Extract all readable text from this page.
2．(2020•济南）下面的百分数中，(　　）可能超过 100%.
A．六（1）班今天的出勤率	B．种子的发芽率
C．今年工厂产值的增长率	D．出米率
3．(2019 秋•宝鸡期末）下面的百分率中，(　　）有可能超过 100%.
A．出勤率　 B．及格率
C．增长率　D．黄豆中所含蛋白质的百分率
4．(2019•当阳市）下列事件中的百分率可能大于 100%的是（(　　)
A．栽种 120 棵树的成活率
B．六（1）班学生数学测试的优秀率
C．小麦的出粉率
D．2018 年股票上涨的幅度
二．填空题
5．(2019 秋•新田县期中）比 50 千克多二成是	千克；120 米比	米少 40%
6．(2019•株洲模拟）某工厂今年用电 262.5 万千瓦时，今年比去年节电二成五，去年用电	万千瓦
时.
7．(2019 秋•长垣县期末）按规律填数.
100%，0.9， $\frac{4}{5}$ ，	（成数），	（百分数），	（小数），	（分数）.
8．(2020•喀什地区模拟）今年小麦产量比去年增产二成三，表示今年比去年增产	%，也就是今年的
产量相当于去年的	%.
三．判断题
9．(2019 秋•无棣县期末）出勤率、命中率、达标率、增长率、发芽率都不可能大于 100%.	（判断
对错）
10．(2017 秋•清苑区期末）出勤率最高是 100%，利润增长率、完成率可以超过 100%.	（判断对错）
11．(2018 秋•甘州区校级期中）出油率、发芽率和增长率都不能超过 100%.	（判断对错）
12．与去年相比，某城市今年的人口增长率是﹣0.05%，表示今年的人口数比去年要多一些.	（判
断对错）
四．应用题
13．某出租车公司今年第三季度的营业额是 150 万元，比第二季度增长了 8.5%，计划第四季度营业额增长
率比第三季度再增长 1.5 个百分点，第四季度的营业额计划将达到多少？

Problem requirements
Lines containing the string "判断对错" are to be selected and copied.

The completed task
10．(2017 秋•清苑区期末）出勤率最高是 100%，利润增长率、完成率可以超过 100%.	（判断对错）
11．(2018 秋•甘州区校级期中）出油率、发芽率和增长率都不能超过 100%.	（判断对错）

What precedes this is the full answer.